What needs to be done
Your task is to repeat the listing exactly.

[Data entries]

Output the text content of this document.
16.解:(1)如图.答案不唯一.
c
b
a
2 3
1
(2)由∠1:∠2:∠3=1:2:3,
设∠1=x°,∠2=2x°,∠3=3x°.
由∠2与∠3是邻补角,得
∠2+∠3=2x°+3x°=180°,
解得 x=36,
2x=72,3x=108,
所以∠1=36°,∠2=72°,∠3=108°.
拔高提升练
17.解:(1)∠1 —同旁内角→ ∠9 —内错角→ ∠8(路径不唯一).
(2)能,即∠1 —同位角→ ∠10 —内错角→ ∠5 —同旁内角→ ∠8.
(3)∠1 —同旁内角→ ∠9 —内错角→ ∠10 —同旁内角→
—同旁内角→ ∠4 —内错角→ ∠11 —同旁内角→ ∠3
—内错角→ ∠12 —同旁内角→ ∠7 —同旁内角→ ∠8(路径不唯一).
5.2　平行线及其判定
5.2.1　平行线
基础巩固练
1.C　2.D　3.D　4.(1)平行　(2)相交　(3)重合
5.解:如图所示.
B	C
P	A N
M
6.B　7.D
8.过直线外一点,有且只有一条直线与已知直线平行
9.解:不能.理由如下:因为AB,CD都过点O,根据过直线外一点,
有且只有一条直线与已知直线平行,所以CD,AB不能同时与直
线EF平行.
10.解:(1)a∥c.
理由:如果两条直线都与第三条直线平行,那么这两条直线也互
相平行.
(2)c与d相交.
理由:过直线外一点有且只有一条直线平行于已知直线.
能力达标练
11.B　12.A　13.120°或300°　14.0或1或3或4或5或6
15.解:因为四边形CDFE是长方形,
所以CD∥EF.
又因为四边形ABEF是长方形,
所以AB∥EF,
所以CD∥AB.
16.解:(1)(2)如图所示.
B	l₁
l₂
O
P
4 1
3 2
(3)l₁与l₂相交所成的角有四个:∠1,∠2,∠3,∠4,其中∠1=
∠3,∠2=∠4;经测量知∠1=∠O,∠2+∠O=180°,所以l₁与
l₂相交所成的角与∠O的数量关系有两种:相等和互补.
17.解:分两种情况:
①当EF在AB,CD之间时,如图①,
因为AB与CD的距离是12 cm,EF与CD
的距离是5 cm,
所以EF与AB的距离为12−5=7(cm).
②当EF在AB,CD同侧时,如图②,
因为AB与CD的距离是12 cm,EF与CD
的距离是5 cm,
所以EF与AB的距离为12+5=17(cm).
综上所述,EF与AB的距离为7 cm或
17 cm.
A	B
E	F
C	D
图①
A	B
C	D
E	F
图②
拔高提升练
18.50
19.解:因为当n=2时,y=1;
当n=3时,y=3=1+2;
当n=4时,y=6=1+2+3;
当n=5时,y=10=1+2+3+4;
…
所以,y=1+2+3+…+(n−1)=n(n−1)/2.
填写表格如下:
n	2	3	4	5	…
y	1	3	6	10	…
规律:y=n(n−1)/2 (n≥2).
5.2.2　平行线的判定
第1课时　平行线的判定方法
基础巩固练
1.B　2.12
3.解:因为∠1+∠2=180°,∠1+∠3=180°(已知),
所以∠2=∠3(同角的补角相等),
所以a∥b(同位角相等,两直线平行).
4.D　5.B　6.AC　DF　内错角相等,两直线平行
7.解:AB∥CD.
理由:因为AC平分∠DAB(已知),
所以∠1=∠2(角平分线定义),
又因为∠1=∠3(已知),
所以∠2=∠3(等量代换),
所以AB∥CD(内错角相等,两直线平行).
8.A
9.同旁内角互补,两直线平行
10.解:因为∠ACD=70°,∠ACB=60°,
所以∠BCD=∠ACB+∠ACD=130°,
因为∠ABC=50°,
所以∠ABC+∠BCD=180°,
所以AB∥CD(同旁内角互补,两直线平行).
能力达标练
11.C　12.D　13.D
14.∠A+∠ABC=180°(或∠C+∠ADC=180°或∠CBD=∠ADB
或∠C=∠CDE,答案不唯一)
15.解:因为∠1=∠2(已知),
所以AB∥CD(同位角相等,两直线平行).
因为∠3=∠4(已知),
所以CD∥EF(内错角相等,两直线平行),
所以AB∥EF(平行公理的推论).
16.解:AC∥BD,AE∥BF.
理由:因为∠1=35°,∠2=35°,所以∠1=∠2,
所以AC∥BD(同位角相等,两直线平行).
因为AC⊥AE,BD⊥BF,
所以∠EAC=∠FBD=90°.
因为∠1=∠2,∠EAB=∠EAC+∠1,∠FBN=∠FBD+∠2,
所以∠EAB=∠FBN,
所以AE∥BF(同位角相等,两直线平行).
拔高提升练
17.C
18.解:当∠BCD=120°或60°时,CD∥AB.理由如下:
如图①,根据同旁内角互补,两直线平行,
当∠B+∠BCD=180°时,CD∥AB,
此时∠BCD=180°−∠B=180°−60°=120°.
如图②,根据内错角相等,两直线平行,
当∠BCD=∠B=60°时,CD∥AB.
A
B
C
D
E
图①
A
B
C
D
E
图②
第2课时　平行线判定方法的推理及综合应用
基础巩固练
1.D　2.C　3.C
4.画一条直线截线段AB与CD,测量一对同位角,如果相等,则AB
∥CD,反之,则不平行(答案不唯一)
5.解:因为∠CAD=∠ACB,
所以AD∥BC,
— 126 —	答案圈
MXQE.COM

Exercise result
Output the text content of this document.
16.解:(1)如图.答案不唯一.
c
b
a
2 3
1
(2)由∠1:∠2:∠3=1:2:3,
设∠1=x°,∠2=2x°,∠3=3x°.
由∠2与∠3是邻补角,得
∠2+∠3=2x°+3x°=180°,
解得 x=36,
2x=72,3x=108,
所以∠1=36°,∠2=72°,∠3=108°.
拔高提升练
17.解:(1)∠1 —同旁内角→ ∠9 —内错角→ ∠8(路径不唯一).
(2)能,即∠1 —同位角→ ∠10 —内错角→ ∠5 —同旁内角→ ∠8.
(3)∠1 —同旁内角→ ∠9 —内错角→ ∠10 —同旁内角→
—同旁内角→ ∠4 —内错角→ ∠11 —同旁内角→ ∠3
—内错角→ ∠12 —同旁内角→ ∠7 —同旁内角→ ∠8(路径不唯一).
5.2　平行线及其判定
5.2.1　平行线
基础巩固练
1.C　2.D　3.D　4.(1)平行　(2)相交　(3)重合
5.解:如图所示.
B	C
P	A N
M
6.B　7.D
8.过直线外一点,有且只有一条直线与已知直线平行
9.解:不能.理由如下:因为AB,CD都过点O,根据过直线外一点,
有且只有一条直线与已知直线平行,所以CD,AB不能同时与直
线EF平行.
10.解:(1)a∥c.
理由:如果两条直线都与第三条直线平行,那么这两条直线也互
相平行.
(2)c与d相交.
理由:过直线外一点有且只有一条直线平行于已知直线.
能力达标练
11.B　12.A　13.120°或300°　14.0或1或3或4或5或6
15.解:因为四边形CDFE是长方形,
所以CD∥EF.
又因为四边形ABEF是长方形,
所以AB∥EF,
所以CD∥AB.
16.解:(1)(2)如图所示.
B	l₁
l₂
O
P
4 1
3 2
(3)l₁与l₂相交所成的角有四个:∠1,∠2,∠3,∠4,其中∠1=
∠3,∠2=∠4;经测量知∠1=∠O,∠2+∠O=180°,所以l₁与
l₂相交所成的角与∠O的数量关系有两种:相等和互补.
17.解:分两种情况:
①当EF在AB,CD之间时,如图①,
因为AB与CD的距离是12 cm,EF与CD
的距离是5 cm,
所以EF与AB的距离为12−5=7(cm).
②当EF在AB,CD同侧时,如图②,
因为AB与CD的距离是12 cm,EF与CD
的距离是5 cm,
所以EF与AB的距离为12+5=17(cm).
综上所述,EF与AB的距离为7 cm或
17 cm.
A	B
E	F
C	D
图①
A	B
C	D
E	F
图②
拔高提升练
18.50
19.解:因为当n=2时,y=1;
当n=3时,y=3=1+2;
当n=4时,y=6=1+2+3;
当n=5时,y=10=1+2+3+4;
…
所以,y=1+2+3+…+(n−1)=n(n−1)/2.
填写表格如下:
n	2	3	4	5	…
y	1	3	6	10	…
规律:y=n(n−1)/2 (n≥2).
5.2.2　平行线的判定
第1课时　平行线的判定方法
基础巩固练
1.B　2.12
3.解:因为∠1+∠2=180°,∠1+∠3=180°(已知),
所以∠2=∠3(同角的补角相等),
所以a∥b(同位角相等,两直线平行).
4.D　5.B　6.AC　DF　内错角相等,两直线平行
7.解:AB∥CD.
理由:因为AC平分∠DAB(已知),
所以∠1=∠2(角平分线定义),
又因为∠1=∠3(已知),
所以∠2=∠3(等量代换),
所以AB∥CD(内错角相等,两直线平行).
8.A
9.同旁内角互补,两直线平行
10.解:因为∠ACD=70°,∠ACB=60°,
所以∠BCD=∠ACB+∠ACD=130°,
因为∠ABC=50°,
所以∠ABC+∠BCD=180°,
所以AB∥CD(同旁内角互补,两直线平行).
能力达标练
11.C　12.D　13.D
14.∠A+∠ABC=180°(或∠C+∠ADC=180°或∠CBD=∠ADB
或∠C=∠CDE,答案不唯一)
15.解:因为∠1=∠2(已知),
所以AB∥CD(同位角相等,两直线平行).
因为∠3=∠4(已知),
所以CD∥EF(内错角相等,两直线平行),
所以AB∥EF(平行公理的推论).
16.解:AC∥BD,AE∥BF.
理由:因为∠1=35°,∠2=35°,所以∠1=∠2,
所以AC∥BD(同位角相等,两直线平行).
因为AC⊥AE,BD⊥BF,
所以∠EAC=∠FBD=90°.
因为∠1=∠2,∠EAB=∠EAC+∠1,∠FBN=∠FBD+∠2,
所以∠EAB=∠FBN,
所以AE∥BF(同位角相等,两直线平行).
拔高提升练
17.C
18.解:当∠BCD=120°或60°时,CD∥AB.理由如下:
如图①,根据同旁内角互补,两直线平行,
当∠B+∠BCD=180°时,CD∥AB,
此时∠BCD=180°−∠B=180°−60°=120°.
如图②,根据内错角相等,两直线平行,
当∠BCD=∠B=60°时,CD∥AB.
A
B
C
D
E
图①
A
B
C
D
E
图②
第2课时　平行线判定方法的推理及综合应用
基础巩固练
1.D　2.C　3.C
4.画一条直线截线段AB与CD,测量一对同位角,如果相等,则AB
∥CD,反之,则不平行(答案不唯一)
5.解:因为∠CAD=∠ACB,
所以AD∥BC,
— 126 —	答案圈
MXQE.COM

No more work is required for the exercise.